— START WORKING DATA —

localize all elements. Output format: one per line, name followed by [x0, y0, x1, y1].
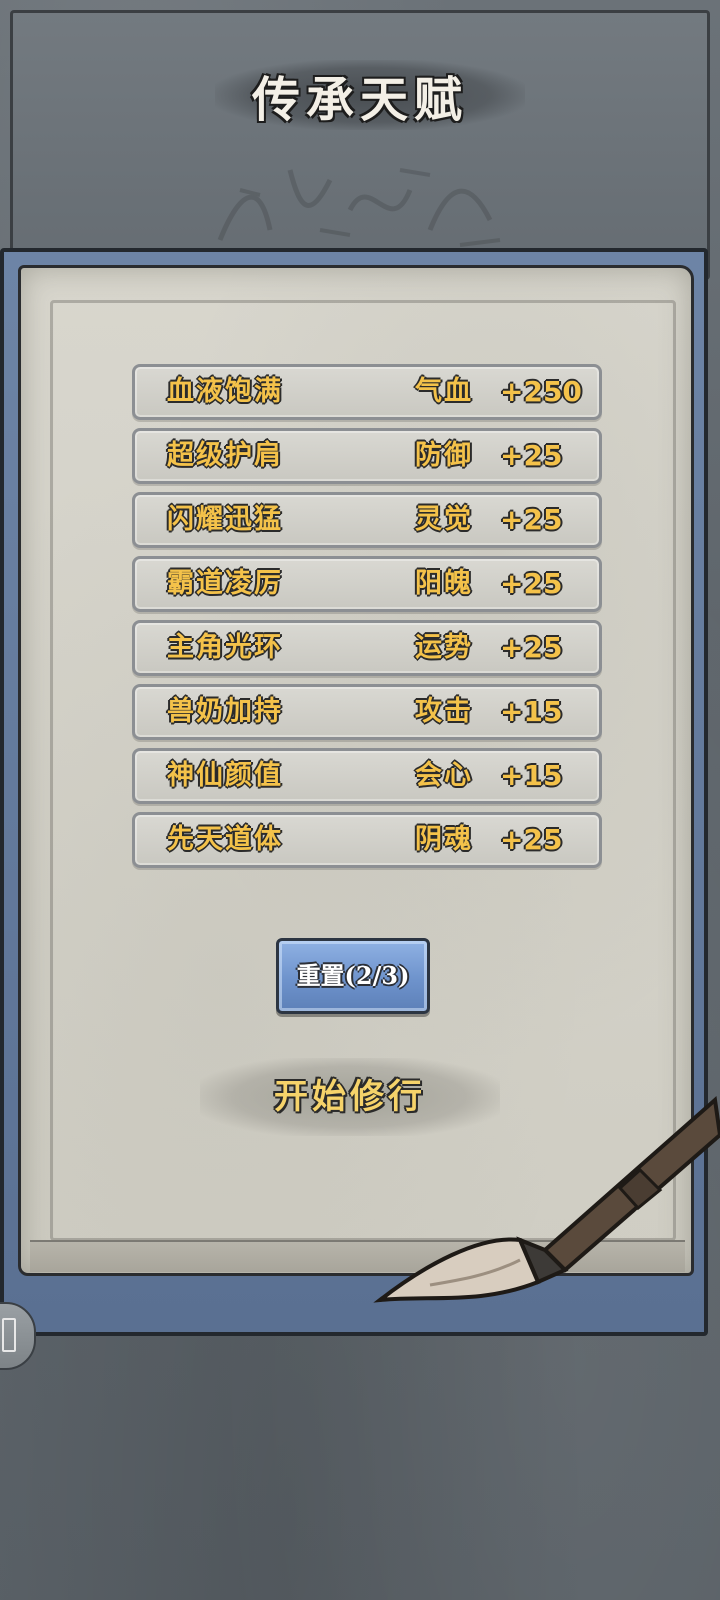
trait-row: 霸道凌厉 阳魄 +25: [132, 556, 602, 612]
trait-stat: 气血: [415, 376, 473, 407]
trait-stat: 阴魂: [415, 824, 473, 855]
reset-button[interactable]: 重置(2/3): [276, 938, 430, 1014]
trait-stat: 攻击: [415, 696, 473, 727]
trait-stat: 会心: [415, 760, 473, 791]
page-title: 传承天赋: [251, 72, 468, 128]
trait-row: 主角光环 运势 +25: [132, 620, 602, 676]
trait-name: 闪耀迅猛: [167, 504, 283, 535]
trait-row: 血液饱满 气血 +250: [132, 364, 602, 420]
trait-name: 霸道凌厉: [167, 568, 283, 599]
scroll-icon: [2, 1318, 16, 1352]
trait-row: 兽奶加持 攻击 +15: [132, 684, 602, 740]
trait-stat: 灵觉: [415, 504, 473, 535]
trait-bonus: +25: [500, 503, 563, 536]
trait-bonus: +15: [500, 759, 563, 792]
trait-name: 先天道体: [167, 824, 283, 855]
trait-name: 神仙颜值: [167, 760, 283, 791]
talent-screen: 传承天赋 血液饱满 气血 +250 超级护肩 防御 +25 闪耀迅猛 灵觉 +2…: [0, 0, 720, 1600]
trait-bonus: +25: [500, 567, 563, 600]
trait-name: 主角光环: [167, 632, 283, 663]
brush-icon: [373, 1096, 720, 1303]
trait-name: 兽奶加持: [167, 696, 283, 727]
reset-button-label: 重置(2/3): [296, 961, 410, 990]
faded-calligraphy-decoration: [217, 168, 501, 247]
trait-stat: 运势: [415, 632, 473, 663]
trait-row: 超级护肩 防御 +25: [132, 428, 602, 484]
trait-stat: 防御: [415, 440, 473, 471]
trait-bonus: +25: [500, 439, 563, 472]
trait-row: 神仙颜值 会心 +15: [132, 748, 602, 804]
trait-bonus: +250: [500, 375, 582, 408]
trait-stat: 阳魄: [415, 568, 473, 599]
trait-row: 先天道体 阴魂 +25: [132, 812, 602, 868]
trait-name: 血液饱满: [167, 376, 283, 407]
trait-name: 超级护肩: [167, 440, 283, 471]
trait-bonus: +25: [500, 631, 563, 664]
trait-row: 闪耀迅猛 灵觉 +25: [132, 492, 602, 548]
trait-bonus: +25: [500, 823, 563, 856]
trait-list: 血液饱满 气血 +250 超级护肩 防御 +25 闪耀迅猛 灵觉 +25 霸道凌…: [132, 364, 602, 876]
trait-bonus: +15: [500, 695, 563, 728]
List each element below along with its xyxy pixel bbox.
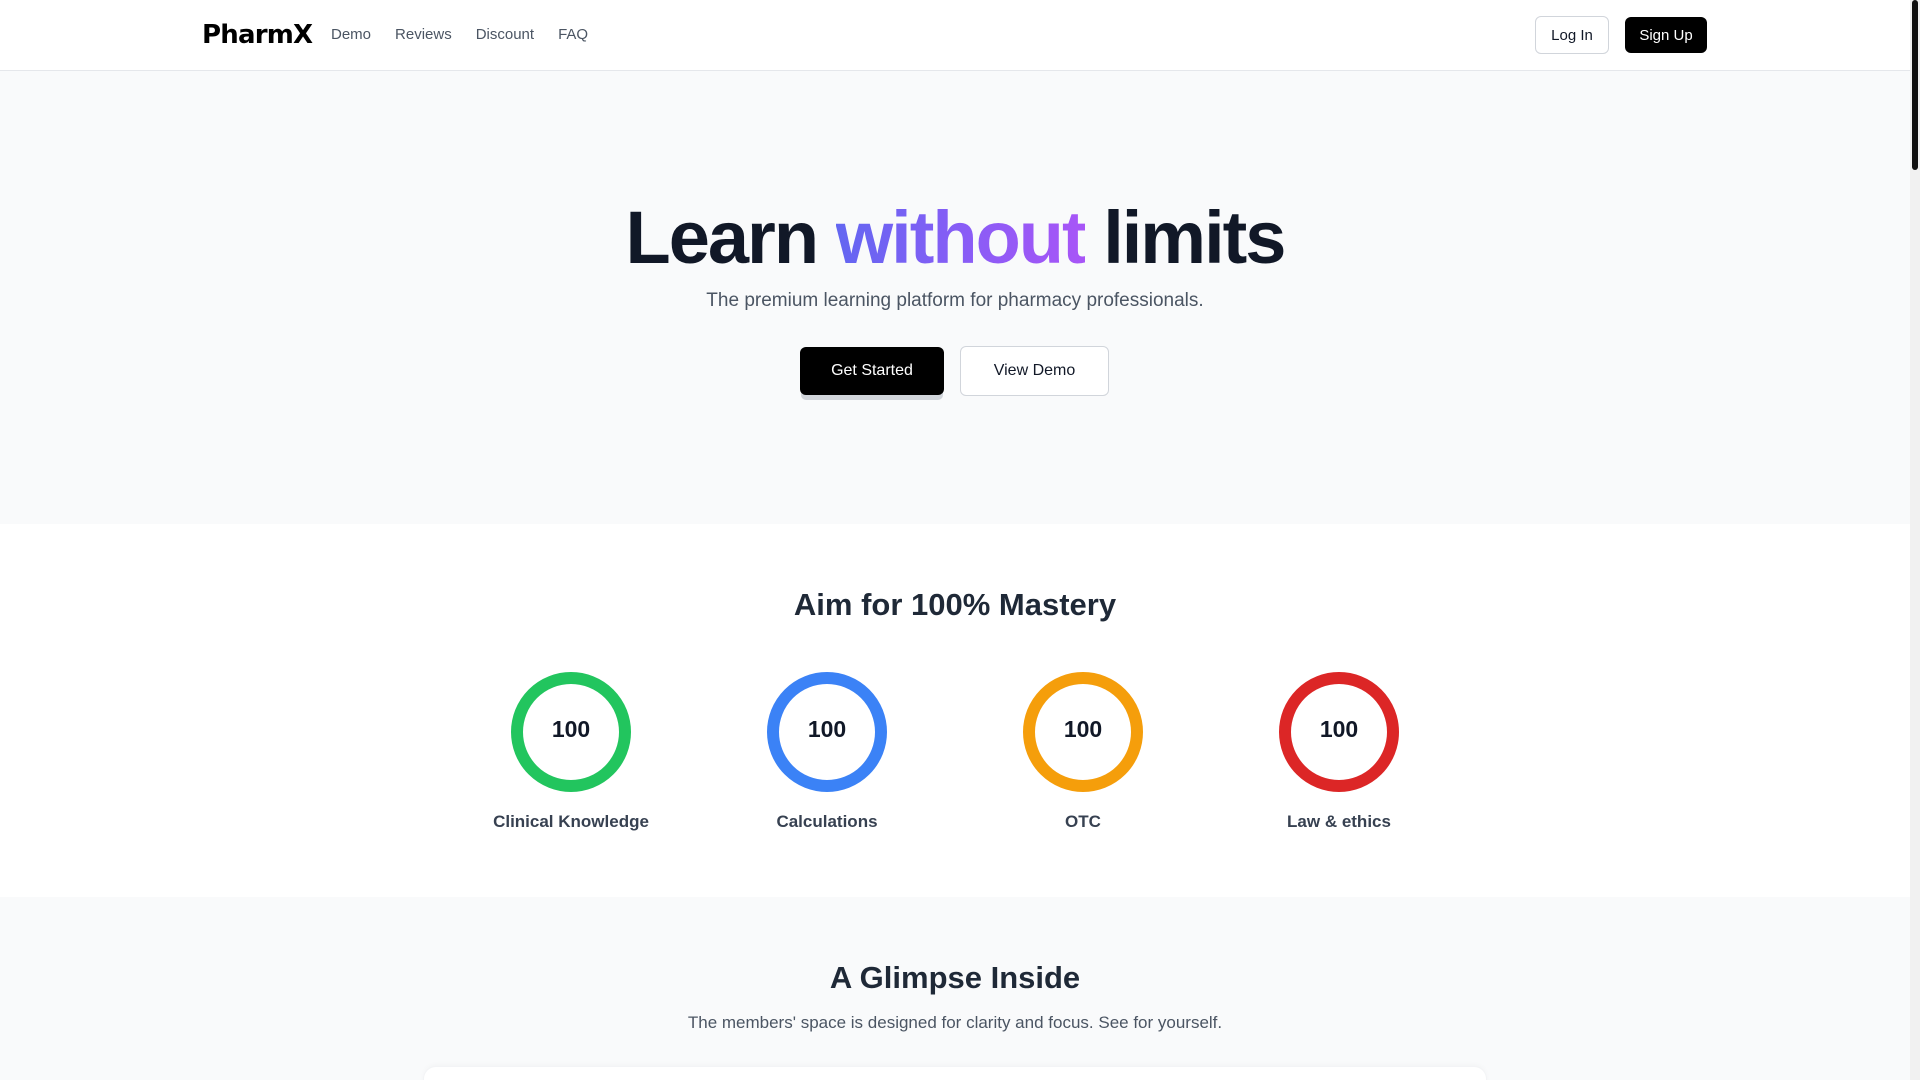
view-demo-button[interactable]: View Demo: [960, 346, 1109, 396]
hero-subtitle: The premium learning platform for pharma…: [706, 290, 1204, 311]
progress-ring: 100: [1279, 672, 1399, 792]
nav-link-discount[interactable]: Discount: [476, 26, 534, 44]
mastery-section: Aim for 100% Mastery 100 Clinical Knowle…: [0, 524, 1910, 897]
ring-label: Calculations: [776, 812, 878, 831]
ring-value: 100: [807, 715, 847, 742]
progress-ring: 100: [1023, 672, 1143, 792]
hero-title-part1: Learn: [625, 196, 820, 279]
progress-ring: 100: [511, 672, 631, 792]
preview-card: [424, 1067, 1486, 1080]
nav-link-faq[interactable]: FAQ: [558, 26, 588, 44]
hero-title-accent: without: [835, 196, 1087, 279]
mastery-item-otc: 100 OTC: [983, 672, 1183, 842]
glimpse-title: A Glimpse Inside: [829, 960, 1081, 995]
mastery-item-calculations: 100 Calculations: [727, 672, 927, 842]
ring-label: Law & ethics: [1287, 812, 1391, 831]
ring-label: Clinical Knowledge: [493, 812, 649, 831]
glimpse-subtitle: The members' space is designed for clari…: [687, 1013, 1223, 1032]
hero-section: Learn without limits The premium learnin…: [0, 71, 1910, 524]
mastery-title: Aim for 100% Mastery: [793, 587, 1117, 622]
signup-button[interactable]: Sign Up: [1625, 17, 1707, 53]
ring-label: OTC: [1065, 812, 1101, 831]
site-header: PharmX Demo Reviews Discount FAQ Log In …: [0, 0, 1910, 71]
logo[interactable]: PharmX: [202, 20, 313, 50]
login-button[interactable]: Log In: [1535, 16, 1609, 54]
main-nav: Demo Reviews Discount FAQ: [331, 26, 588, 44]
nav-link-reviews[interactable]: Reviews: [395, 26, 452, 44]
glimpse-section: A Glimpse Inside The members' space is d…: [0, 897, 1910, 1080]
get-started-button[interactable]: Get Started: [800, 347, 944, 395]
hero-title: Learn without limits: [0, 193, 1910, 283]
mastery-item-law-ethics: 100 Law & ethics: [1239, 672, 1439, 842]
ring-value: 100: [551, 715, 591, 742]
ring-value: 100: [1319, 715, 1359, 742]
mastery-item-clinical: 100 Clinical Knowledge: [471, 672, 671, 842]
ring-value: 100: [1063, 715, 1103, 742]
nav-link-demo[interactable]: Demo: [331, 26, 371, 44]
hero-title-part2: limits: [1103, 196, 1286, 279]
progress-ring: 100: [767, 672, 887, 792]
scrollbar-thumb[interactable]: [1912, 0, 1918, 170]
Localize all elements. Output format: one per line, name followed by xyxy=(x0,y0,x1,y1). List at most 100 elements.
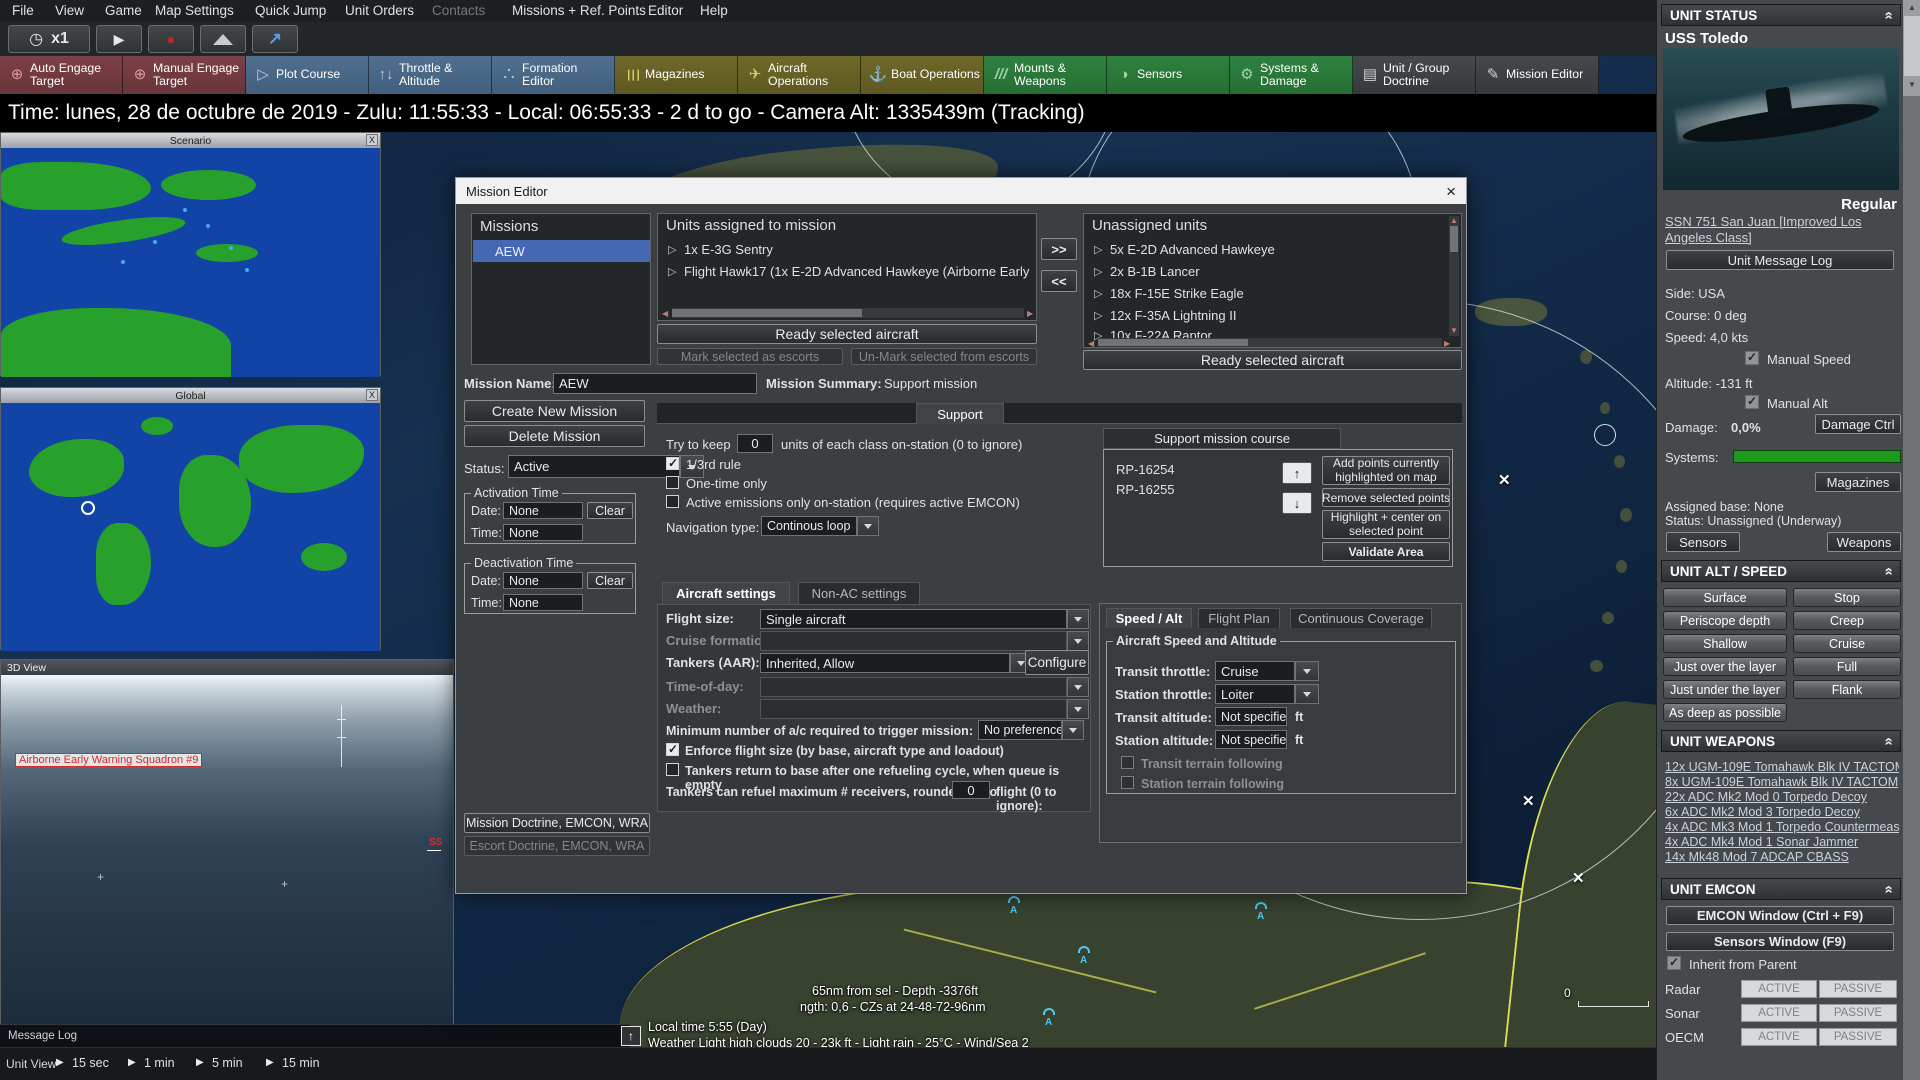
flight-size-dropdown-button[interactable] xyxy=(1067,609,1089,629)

— END WORKING DATA —

SET EXERCISE:
Format every line of the material above as a numbered list, leaving out blank lines and the pictures.

TASK RESPONSE:
1. localize all elements. Output format: one per line, name followed by [x0, y0, x1, y1].
2. trait-row: 霸道凌厉 阳魄 +25: [132, 556, 602, 612]
3. trait-stat: 气血: [415, 376, 473, 407]
4. trait-stat: 阴魂: [415, 824, 473, 855]
5. reset-button[interactable]: 重置(2/3): [276, 938, 430, 1014]
6. trait-stat: 攻击: [415, 696, 473, 727]
7. trait-stat: 会心: [415, 760, 473, 791]
8. page-title: 传承天赋: [251, 72, 468, 128]
9. trait-row: 主角光环 运势 +25: [132, 620, 602, 676]
10. trait-name: 闪耀迅猛: [167, 504, 283, 535]
11. trait-row: 血液饱满 气血 +250: [132, 364, 602, 420]
12. trait-name: 霸道凌厉: [167, 568, 283, 599]
13. scroll-icon: [2, 1318, 16, 1352]
14. trait-row: 兽奶加持 攻击 +15: [132, 684, 602, 740]
15. trait-stat: 灵觉: [415, 504, 473, 535]
16. trait-bonus: +25: [500, 503, 563, 536]
17. trait-bonus: +15: [500, 759, 563, 792]
18. trait-name: 先天道体: [167, 824, 283, 855]
19. trait-name: 神仙颜值: [167, 760, 283, 791]
20. talent-screen: 传承天赋 血液饱满 气血 +250 超级护肩 防御 +25 闪耀迅猛 灵觉 +2…: [0, 0, 720, 1600]
21. trait-bonus: +25: [500, 567, 563, 600]
22. trait-name: 主角光环: [167, 632, 283, 663]
23. brush-icon: [373, 1096, 720, 1303]
24. trait-name: 兽奶加持: [167, 696, 283, 727]
25. reset-button-label: 重置(2/3): [296, 961, 410, 990]
26. faded-calligraphy-decoration: [217, 168, 501, 247]
27. trait-stat: 运势: [415, 632, 473, 663]
28. trait-row: 超级护肩 防御 +25: [132, 428, 602, 484]
29. trait-stat: 防御: [415, 440, 473, 471]
30. trait-bonus: +25: [500, 439, 563, 472]
31. trait-row: 神仙颜值 会心 +15: [132, 748, 602, 804]
32. trait-bonus: +250: [500, 375, 582, 408]
33. trait-stat: 阳魄: [415, 568, 473, 599]
34. trait-row: 先天道体 阴魂 +25: [132, 812, 602, 868]
35. trait-name: 血液饱满: [167, 376, 283, 407]
36. trait-name: 超级护肩: [167, 440, 283, 471]
37. trait-bonus: +25: [500, 631, 563, 664]
38. trait-row: 闪耀迅猛 灵觉 +25: [132, 492, 602, 548]
39. trait-bonus: +25: [500, 823, 563, 856]
40. trait-list: 血液饱满 气血 +250 超级护肩 防御 +25 闪耀迅猛 灵觉 +25 霸道凌…: [132, 364, 602, 876]
41. trait-bonus: +15: [500, 695, 563, 728]
42. List each element below along with its xyxy pixel bbox.
43. view-demo-button[interactable]: View Demo: [960, 346, 1109, 396]
44. hero-subtitle: The premium learning platform for pharma…: [706, 290, 1204, 311]
45. progress-ring: 100: [1279, 672, 1399, 792]
46. nav-link-discount[interactable]: Discount: [476, 26, 534, 44]
47. mastery-section: Aim for 100% Mastery 100 Clinical Knowle…: [0, 524, 1910, 897]
48. ring-label: Calculations: [776, 812, 878, 831]
49. ring-value: 100: [807, 715, 847, 742]
50. progress-ring: 100: [1023, 672, 1143, 792]
51. hero-title-part1: Learn: [625, 196, 820, 279]
52. progress-ring: 100: [511, 672, 631, 792]
53. preview-card: [424, 1067, 1486, 1080]
54. nav-link-faq[interactable]: FAQ: [558, 26, 588, 44]
55. hero-title-accent: without: [835, 196, 1087, 279]
56. mastery-item-otc: 100 OTC: [983, 672, 1183, 842]
57. glimpse-title: A Glimpse Inside: [829, 960, 1081, 995]
58. mastery-item-calculations: 100 Calculations: [727, 672, 927, 842]
59. ring-label: Law & ethics: [1287, 812, 1391, 831]
60. ring-label: Clinical Knowledge: [493, 812, 649, 831]
61. glimpse-subtitle: The members' space is designed for clari…: [687, 1013, 1223, 1032]
62. hero-section: Learn without limits The premium learnin…: [0, 71, 1910, 524]
63. mastery-title: Aim for 100% Mastery: [793, 587, 1117, 622]
64. signup-button[interactable]: Sign Up: [1625, 17, 1707, 53]
65. ring-label: OTC: [1065, 812, 1101, 831]
66. site-header: PharmX Demo Reviews Discount FAQ Log In …: [0, 0, 1910, 71]
67. logo[interactable]: PharmX: [202, 20, 313, 50]
68. login-button[interactable]: Log In: [1535, 16, 1609, 54]
69. main-nav: Demo Reviews Discount FAQ: [331, 26, 588, 44]
70. nav-link-reviews[interactable]: Reviews: [395, 26, 452, 44]
71. glimpse-section: A Glimpse Inside The members' space is d…: [0, 897, 1910, 1080]
72. get-started-button[interactable]: Get Started: [800, 347, 944, 395]
73. hero-title: Learn without limits: [0, 193, 1910, 283]
74. mastery-item-law-ethics: 100 Law & ethics: [1239, 672, 1439, 842]
75. ring-value: 100: [551, 715, 591, 742]
76. ring-value: 100: [1319, 715, 1359, 742]
77. mastery-item-clinical: 100 Clinical Knowledge: [471, 672, 671, 842]
78. ring-value: 100: [1063, 715, 1103, 742]
79. nav-link-demo[interactable]: Demo: [331, 26, 371, 44]
80. hero-title-part2: limits: [1103, 196, 1286, 279]
81. progress-ring: 100: [767, 672, 887, 792]
82. scrollbar-thumb[interactable]: [1912, 0, 1918, 170]
83. Localize all elements. Output format: one per line, name followed by xyxy=(x0,y0,x1,y1). List at most 100 elements.
84. flight-size-dropdown-button[interactable] xyxy=(1067,609,1089,629)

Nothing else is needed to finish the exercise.